Report, as a bare number, how many lines contain the string "YEAGER".
-- Start Task input --
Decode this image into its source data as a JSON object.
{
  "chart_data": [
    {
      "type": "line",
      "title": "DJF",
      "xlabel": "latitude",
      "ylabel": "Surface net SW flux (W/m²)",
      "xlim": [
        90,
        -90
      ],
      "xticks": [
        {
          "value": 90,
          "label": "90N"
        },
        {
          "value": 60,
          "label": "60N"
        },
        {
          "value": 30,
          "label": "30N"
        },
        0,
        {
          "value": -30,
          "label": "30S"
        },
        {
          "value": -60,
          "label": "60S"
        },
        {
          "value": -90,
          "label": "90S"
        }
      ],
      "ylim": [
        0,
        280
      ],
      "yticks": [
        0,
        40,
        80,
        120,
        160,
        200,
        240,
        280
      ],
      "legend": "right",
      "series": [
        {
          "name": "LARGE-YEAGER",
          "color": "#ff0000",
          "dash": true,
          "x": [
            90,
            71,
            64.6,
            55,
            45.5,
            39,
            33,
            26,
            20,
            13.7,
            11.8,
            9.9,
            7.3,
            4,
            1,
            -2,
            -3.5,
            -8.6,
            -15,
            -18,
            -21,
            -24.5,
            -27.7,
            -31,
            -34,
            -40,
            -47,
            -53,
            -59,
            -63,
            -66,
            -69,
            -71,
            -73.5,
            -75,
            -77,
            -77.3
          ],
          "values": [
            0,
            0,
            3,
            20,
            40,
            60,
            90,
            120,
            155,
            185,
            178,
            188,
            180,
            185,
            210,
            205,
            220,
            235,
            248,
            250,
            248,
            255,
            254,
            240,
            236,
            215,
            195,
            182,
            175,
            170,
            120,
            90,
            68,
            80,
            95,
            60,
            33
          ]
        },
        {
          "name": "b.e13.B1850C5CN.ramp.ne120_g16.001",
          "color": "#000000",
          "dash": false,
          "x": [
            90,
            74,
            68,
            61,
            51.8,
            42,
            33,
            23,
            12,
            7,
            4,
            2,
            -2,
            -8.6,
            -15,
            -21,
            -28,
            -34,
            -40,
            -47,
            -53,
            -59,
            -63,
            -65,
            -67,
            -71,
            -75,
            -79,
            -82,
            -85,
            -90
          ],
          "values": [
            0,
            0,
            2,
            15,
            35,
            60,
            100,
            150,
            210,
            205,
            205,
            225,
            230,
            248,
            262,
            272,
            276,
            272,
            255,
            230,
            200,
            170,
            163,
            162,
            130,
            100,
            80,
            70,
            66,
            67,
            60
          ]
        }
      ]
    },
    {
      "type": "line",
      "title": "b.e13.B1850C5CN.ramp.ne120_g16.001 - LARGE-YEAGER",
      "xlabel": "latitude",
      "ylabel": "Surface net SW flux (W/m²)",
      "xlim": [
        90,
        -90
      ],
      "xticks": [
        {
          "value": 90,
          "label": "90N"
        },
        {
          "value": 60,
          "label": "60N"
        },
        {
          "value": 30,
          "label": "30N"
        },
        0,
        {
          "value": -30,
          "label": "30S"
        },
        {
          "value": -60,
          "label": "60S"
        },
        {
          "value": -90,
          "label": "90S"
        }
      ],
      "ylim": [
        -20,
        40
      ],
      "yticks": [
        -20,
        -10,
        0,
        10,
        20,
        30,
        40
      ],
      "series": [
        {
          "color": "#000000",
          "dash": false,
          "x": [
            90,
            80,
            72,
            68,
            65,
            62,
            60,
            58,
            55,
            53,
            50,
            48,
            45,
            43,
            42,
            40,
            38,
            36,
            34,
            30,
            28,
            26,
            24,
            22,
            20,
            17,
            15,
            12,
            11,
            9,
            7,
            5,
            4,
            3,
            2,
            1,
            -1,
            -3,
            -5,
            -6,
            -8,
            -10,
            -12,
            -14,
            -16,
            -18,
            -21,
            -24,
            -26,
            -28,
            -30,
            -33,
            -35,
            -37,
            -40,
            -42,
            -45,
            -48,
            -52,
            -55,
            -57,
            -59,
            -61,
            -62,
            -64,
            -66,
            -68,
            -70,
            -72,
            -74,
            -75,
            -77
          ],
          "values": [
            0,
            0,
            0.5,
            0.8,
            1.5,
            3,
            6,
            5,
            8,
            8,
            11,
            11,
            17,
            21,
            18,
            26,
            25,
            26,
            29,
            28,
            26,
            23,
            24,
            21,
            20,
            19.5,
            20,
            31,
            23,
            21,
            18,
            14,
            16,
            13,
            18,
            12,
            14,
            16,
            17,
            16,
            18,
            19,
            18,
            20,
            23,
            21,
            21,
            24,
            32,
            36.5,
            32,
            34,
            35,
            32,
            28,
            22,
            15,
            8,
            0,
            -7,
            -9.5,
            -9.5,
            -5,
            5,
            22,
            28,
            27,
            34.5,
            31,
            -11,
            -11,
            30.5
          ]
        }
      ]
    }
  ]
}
-- End Task input --
| Task response |
2